● **Requirements**:
Check every line of the entries below for the word "document", and copy the ones that have it.

>> start

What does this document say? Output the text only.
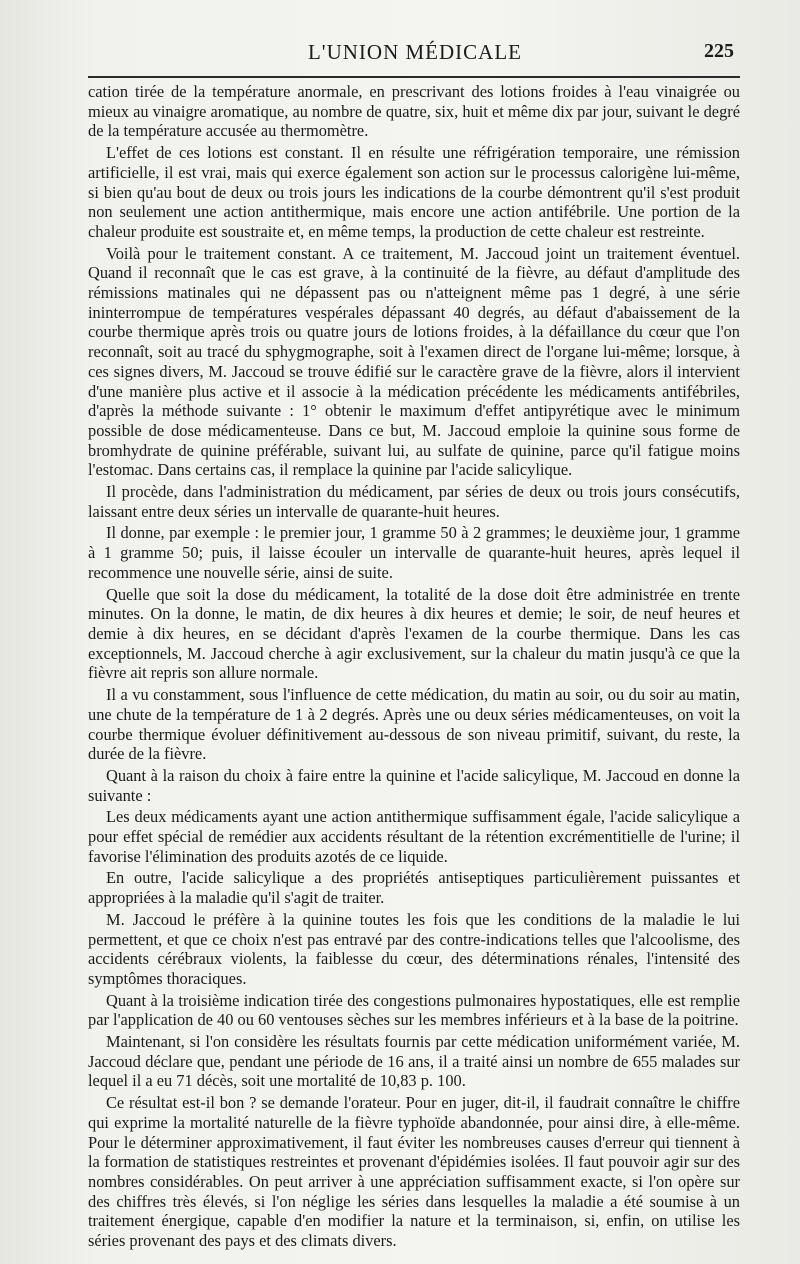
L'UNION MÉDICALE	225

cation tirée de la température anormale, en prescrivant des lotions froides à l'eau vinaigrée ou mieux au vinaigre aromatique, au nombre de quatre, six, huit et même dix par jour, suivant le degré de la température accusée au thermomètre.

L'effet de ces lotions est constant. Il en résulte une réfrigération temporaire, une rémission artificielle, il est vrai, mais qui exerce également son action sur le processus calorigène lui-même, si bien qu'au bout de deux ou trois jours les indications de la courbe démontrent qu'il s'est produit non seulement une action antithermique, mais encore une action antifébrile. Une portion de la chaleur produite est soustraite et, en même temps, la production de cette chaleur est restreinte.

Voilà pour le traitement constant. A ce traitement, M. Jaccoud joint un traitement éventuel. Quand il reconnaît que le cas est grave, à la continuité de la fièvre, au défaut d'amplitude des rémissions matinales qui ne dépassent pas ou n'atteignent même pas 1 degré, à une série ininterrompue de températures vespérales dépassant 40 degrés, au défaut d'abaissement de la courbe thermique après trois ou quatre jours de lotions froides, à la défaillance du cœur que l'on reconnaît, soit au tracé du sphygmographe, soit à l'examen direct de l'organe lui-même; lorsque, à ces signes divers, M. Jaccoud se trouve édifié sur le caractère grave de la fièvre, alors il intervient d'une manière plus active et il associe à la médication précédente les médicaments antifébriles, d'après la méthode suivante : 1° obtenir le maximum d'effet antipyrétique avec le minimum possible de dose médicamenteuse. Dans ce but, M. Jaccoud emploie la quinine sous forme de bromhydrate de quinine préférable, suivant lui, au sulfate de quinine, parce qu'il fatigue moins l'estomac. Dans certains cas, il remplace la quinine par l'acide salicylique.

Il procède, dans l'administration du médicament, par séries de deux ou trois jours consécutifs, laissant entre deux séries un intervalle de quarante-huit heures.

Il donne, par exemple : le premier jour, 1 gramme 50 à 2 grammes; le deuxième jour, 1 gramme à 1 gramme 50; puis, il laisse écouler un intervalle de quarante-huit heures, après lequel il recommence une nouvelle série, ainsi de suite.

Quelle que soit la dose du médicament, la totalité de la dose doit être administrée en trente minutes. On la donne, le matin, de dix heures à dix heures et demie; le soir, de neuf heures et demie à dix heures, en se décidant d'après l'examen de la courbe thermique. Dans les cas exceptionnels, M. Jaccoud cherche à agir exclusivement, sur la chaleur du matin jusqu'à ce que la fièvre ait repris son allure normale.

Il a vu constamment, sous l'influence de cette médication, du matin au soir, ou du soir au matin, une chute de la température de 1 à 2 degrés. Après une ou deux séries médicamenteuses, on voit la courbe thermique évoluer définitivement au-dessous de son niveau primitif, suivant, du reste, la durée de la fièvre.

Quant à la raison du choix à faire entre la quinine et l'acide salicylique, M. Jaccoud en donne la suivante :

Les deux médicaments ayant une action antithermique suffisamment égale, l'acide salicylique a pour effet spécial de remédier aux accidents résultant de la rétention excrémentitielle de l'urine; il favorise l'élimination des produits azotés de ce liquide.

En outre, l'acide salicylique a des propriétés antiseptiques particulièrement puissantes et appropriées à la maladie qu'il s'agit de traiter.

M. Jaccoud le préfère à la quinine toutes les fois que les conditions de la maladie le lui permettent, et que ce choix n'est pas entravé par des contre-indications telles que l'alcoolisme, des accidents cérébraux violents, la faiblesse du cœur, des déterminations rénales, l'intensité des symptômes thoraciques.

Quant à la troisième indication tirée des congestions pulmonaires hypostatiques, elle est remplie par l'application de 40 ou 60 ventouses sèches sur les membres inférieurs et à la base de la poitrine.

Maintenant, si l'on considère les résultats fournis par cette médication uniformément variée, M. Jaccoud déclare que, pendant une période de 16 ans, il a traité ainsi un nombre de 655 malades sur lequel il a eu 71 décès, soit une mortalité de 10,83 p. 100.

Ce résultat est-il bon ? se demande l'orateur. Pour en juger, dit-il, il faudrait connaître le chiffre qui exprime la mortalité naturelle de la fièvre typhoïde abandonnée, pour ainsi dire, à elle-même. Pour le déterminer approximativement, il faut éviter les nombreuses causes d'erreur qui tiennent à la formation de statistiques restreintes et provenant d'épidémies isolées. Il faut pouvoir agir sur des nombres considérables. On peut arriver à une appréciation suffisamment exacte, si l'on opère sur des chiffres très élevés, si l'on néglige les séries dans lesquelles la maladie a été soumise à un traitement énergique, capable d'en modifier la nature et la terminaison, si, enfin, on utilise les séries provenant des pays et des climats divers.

>> end
>> start

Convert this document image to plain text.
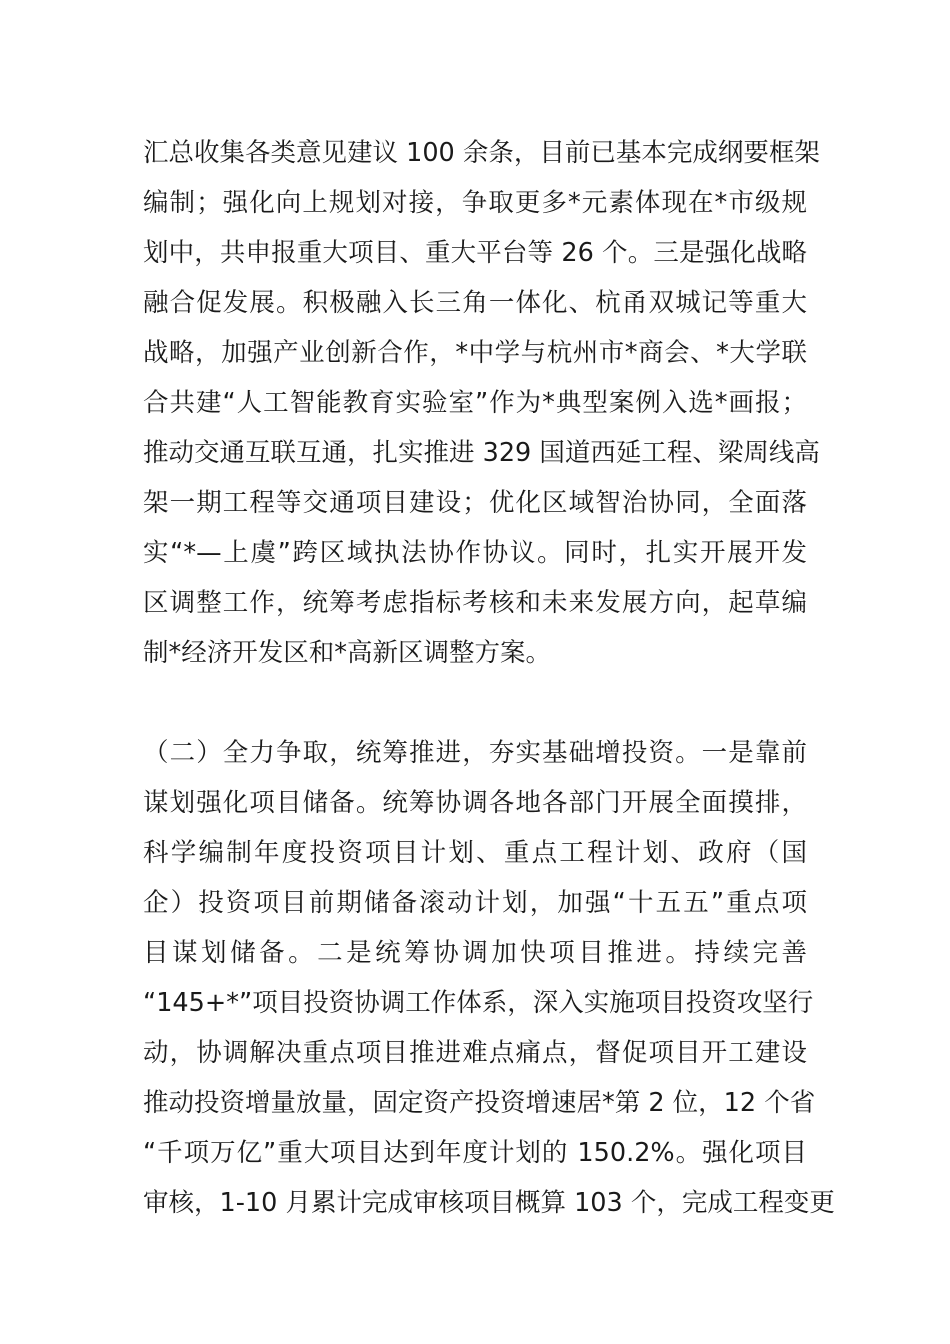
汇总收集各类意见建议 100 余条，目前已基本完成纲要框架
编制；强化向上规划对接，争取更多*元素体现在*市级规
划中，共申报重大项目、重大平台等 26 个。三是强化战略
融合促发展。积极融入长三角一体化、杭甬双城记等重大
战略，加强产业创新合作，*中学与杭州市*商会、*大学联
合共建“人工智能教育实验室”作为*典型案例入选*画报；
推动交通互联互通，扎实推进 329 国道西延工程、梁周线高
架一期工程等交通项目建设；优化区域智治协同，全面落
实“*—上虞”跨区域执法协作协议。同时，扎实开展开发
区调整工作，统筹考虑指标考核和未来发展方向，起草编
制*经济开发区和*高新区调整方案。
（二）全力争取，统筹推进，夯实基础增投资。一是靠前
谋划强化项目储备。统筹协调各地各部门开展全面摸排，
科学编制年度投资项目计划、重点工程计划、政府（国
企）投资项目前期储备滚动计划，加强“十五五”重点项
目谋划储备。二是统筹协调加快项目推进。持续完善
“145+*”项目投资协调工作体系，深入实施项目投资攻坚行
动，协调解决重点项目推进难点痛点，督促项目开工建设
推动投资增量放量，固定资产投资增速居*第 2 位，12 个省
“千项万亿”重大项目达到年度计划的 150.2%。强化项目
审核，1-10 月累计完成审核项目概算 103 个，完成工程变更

>> end

● **Response for this exercise**:
What does this document say? Output the text only.
Convert this document image to plain text.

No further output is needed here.